(begin)
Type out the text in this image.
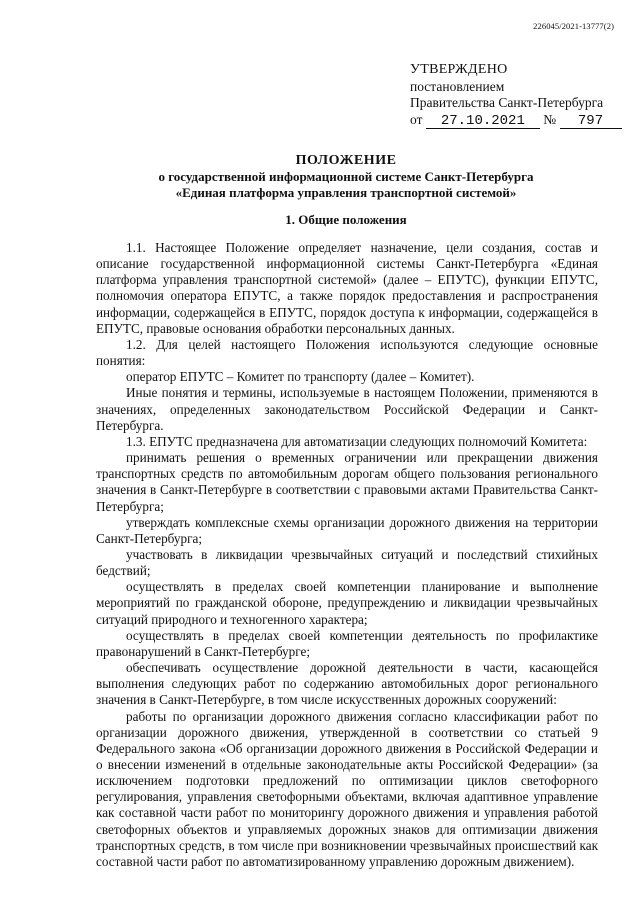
226045/2021-13777(2)
УТВЕРЖДЕНО
постановлением
Правительства Санкт-Петербурга
от 27.10.2021 № 797
ПОЛОЖЕНИЕ
о государственной информационной системе Санкт-Петербурга
«Единая платформа управления транспортной системой»
1. Общие положения

1.1. Настоящее Положение определяет назначение, цели создания, состав и описание государственной информационной системы Санкт-Петербурга «Единая платформа управления транспортной системой» (далее – ЕПУТС), функции ЕПУТС, полномочия оператора ЕПУТС, а также порядок предоставления и распространения информации, содержащейся в ЕПУТС, порядок доступа к информации, содержащейся в ЕПУТС, правовые основания обработки персональных данных.

1.2. Для целей настоящего Положения используются следующие основные понятия:

оператор ЕПУТС – Комитет по транспорту (далее – Комитет).

Иные понятия и термины, используемые в настоящем Положении, применяются в значениях, определенных законодательством Российской Федерации и Санкт-Петербурга.

1.3. ЕПУТС предназначена для автоматизации следующих полномочий Комитета:

принимать решения о временных ограничении или прекращении движения транспортных средств по автомобильным дорогам общего пользования регионального значения в Санкт-Петербурге в соответствии с правовыми актами Правительства Санкт-Петербурга;

утверждать комплексные схемы организации дорожного движения на территории Санкт-Петербурга;

участвовать в ликвидации чрезвычайных ситуаций и последствий стихийных бедствий;

осуществлять в пределах своей компетенции планирование и выполнение мероприятий по гражданской обороне, предупреждению и ликвидации чрезвычайных ситуаций природного и техногенного характера;

осуществлять в пределах своей компетенции деятельность по профилактике правонарушений в Санкт-Петербурге;

обеспечивать осуществление дорожной деятельности в части, касающейся выполнения следующих работ по содержанию автомобильных дорог регионального значения в Санкт-Петербурге, в том числе искусственных дорожных сооружений:

работы по организации дорожного движения согласно классификации работ по организации дорожного движения, утвержденной в соответствии со статьей 9 Федерального закона «Об организации дорожного движения в Российской Федерации и о внесении изменений в отдельные законодательные акты Российской Федерации» (за исключением подготовки предложений по оптимизации циклов светофорного регулирования, управления светофорными объектами, включая адаптивное управление как составной части работ по мониторингу дорожного движения и управления работой светофорных объектов и управляемых дорожных знаков для оптимизации движения транспортных средств, в том числе при возникновении чрезвычайных происшествий как составной части работ по автоматизированному управлению дорожным движением).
(end)
#### Your instructions
Without the pictures, return the entries exactly as they appear.

#### Solution for this task
Type out the text in this image.
226045/2021-13777(2)
УТВЕРЖДЕНО
постановлением
Правительства Санкт-Петербурга
от 27.10.2021 № 797
ПОЛОЖЕНИЕ
о государственной информационной системе Санкт-Петербурга
«Единая платформа управления транспортной системой»
1. Общие положения

1.1. Настоящее Положение определяет назначение, цели создания, состав и описание государственной информационной системы Санкт-Петербурга «Единая платформа управления транспортной системой» (далее – ЕПУТС), функции ЕПУТС, полномочия оператора ЕПУТС, а также порядок предоставления и распространения информации, содержащейся в ЕПУТС, порядок доступа к информации, содержащейся в ЕПУТС, правовые основания обработки персональных данных.

1.2. Для целей настоящего Положения используются следующие основные понятия:

оператор ЕПУТС – Комитет по транспорту (далее – Комитет).

Иные понятия и термины, используемые в настоящем Положении, применяются в значениях, определенных законодательством Российской Федерации и Санкт-Петербурга.

1.3. ЕПУТС предназначена для автоматизации следующих полномочий Комитета:

принимать решения о временных ограничении или прекращении движения транспортных средств по автомобильным дорогам общего пользования регионального значения в Санкт-Петербурге в соответствии с правовыми актами Правительства Санкт-Петербурга;

утверждать комплексные схемы организации дорожного движения на территории Санкт-Петербурга;

участвовать в ликвидации чрезвычайных ситуаций и последствий стихийных бедствий;

осуществлять в пределах своей компетенции планирование и выполнение мероприятий по гражданской обороне, предупреждению и ликвидации чрезвычайных ситуаций природного и техногенного характера;

осуществлять в пределах своей компетенции деятельность по профилактике правонарушений в Санкт-Петербурге;

обеспечивать осуществление дорожной деятельности в части, касающейся выполнения следующих работ по содержанию автомобильных дорог регионального значения в Санкт-Петербурге, в том числе искусственных дорожных сооружений:

работы по организации дорожного движения согласно классификации работ по организации дорожного движения, утвержденной в соответствии со статьей 9 Федерального закона «Об организации дорожного движения в Российской Федерации и о внесении изменений в отдельные законодательные акты Российской Федерации» (за исключением подготовки предложений по оптимизации циклов светофорного регулирования, управления светофорными объектами, включая адаптивное управление как составной части работ по мониторингу дорожного движения и управления работой светофорных объектов и управляемых дорожных знаков для оптимизации движения транспортных средств, в том числе при возникновении чрезвычайных происшествий как составной части работ по автоматизированному управлению дорожным движением).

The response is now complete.